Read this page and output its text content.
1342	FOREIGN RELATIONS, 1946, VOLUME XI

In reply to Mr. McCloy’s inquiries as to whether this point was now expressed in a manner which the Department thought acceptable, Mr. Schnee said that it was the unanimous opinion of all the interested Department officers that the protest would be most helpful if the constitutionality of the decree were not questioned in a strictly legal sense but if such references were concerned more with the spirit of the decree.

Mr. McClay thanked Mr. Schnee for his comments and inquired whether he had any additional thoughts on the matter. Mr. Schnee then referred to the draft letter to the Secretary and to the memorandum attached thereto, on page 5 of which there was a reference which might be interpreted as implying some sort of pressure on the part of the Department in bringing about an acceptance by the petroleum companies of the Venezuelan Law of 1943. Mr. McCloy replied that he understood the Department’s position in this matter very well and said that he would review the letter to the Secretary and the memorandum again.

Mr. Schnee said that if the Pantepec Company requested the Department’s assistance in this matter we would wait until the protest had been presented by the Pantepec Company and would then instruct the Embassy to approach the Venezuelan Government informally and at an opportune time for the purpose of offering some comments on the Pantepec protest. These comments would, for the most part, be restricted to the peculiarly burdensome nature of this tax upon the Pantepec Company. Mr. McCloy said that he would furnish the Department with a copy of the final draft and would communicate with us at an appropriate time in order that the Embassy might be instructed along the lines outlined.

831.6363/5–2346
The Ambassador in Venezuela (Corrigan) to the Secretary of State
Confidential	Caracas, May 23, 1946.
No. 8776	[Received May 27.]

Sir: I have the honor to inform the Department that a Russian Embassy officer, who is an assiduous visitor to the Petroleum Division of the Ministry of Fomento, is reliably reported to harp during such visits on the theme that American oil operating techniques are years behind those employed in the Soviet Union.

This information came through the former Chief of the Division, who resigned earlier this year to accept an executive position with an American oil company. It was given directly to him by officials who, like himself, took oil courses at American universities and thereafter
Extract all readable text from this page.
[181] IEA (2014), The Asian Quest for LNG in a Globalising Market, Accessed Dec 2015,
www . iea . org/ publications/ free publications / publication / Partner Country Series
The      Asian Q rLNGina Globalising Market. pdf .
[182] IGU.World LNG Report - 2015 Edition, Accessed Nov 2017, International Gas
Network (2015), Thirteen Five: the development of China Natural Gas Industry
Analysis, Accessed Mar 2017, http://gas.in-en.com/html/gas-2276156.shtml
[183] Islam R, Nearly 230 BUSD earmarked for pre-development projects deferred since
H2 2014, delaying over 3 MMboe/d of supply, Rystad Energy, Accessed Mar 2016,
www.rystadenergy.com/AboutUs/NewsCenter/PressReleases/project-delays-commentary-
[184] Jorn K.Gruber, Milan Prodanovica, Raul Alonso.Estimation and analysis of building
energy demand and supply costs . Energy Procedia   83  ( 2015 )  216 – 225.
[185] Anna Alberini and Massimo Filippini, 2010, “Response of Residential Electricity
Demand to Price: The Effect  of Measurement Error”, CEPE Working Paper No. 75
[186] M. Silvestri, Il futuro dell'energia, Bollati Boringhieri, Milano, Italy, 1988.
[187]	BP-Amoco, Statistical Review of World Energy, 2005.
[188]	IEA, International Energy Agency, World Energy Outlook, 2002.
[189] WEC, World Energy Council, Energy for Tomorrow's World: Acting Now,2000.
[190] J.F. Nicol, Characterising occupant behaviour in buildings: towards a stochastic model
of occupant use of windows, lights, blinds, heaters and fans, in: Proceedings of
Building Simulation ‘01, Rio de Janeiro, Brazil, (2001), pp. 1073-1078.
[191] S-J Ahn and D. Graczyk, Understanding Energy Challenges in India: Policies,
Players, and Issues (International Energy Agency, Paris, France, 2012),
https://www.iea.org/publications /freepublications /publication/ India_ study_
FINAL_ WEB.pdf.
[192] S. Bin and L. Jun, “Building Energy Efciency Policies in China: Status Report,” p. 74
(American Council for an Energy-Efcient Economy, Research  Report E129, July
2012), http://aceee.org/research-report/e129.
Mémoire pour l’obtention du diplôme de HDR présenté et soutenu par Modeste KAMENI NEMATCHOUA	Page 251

========================

### REQUIRED WORK
Exactly as written, please output every entry.

### CORRECT RESULT
Read this page and output its text content.
1342	FOREIGN RELATIONS, 1946, VOLUME XI

In reply to Mr. McCloy’s inquiries as to whether this point was now expressed in a manner which the Department thought acceptable, Mr. Schnee said that it was the unanimous opinion of all the interested Department officers that the protest would be most helpful if the constitutionality of the decree were not questioned in a strictly legal sense but if such references were concerned more with the spirit of the decree.

Mr. McClay thanked Mr. Schnee for his comments and inquired whether he had any additional thoughts on the matter. Mr. Schnee then referred to the draft letter to the Secretary and to the memorandum attached thereto, on page 5 of which there was a reference which might be interpreted as implying some sort of pressure on the part of the Department in bringing about an acceptance by the petroleum companies of the Venezuelan Law of 1943. Mr. McCloy replied that he understood the Department’s position in this matter very well and said that he would review the letter to the Secretary and the memorandum again.

Mr. Schnee said that if the Pantepec Company requested the Department’s assistance in this matter we would wait until the protest had been presented by the Pantepec Company and would then instruct the Embassy to approach the Venezuelan Government informally and at an opportune time for the purpose of offering some comments on the Pantepec protest. These comments would, for the most part, be restricted to the peculiarly burdensome nature of this tax upon the Pantepec Company. Mr. McCloy said that he would furnish the Department with a copy of the final draft and would communicate with us at an appropriate time in order that the Embassy might be instructed along the lines outlined.

831.6363/5–2346
The Ambassador in Venezuela (Corrigan) to the Secretary of State
Confidential	Caracas, May 23, 1946.
No. 8776	[Received May 27.]

Sir: I have the honor to inform the Department that a Russian Embassy officer, who is an assiduous visitor to the Petroleum Division of the Ministry of Fomento, is reliably reported to harp during such visits on the theme that American oil operating techniques are years behind those employed in the Soviet Union.

This information came through the former Chief of the Division, who resigned earlier this year to accept an executive position with an American oil company. It was given directly to him by officials who, like himself, took oil courses at American universities and thereafter
Extract all readable text from this page.
[181] IEA (2014), The Asian Quest for LNG in a Globalising Market, Accessed Dec 2015,
www . iea . org/ publications/ free publications / publication / Partner Country Series
The      Asian Q rLNGina Globalising Market. pdf .
[182] IGU.World LNG Report - 2015 Edition, Accessed Nov 2017, International Gas
Network (2015), Thirteen Five: the development of China Natural Gas Industry
Analysis, Accessed Mar 2017, http://gas.in-en.com/html/gas-2276156.shtml
[183] Islam R, Nearly 230 BUSD earmarked for pre-development projects deferred since
H2 2014, delaying over 3 MMboe/d of supply, Rystad Energy, Accessed Mar 2016,
www.rystadenergy.com/AboutUs/NewsCenter/PressReleases/project-delays-commentary-
[184] Jorn K.Gruber, Milan Prodanovica, Raul Alonso.Estimation and analysis of building
energy demand and supply costs . Energy Procedia   83  ( 2015 )  216 – 225.
[185] Anna Alberini and Massimo Filippini, 2010, “Response of Residential Electricity
Demand to Price: The Effect  of Measurement Error”, CEPE Working Paper No. 75
[186] M. Silvestri, Il futuro dell'energia, Bollati Boringhieri, Milano, Italy, 1988.
[187]	BP-Amoco, Statistical Review of World Energy, 2005.
[188]	IEA, International Energy Agency, World Energy Outlook, 2002.
[189] WEC, World Energy Council, Energy for Tomorrow's World: Acting Now,2000.
[190] J.F. Nicol, Characterising occupant behaviour in buildings: towards a stochastic model
of occupant use of windows, lights, blinds, heaters and fans, in: Proceedings of
Building Simulation ‘01, Rio de Janeiro, Brazil, (2001), pp. 1073-1078.
[191] S-J Ahn and D. Graczyk, Understanding Energy Challenges in India: Policies,
Players, and Issues (International Energy Agency, Paris, France, 2012),
https://www.iea.org/publications /freepublications /publication/ India_ study_
FINAL_ WEB.pdf.
[192] S. Bin and L. Jun, “Building Energy Efciency Policies in China: Status Report,” p. 74
(American Council for an Energy-Efcient Economy, Research  Report E129, July
2012), http://aceee.org/research-report/e129.
Mémoire pour l’obtention du diplôme de HDR présenté et soutenu par Modeste KAMENI NEMATCHOUA	Page 251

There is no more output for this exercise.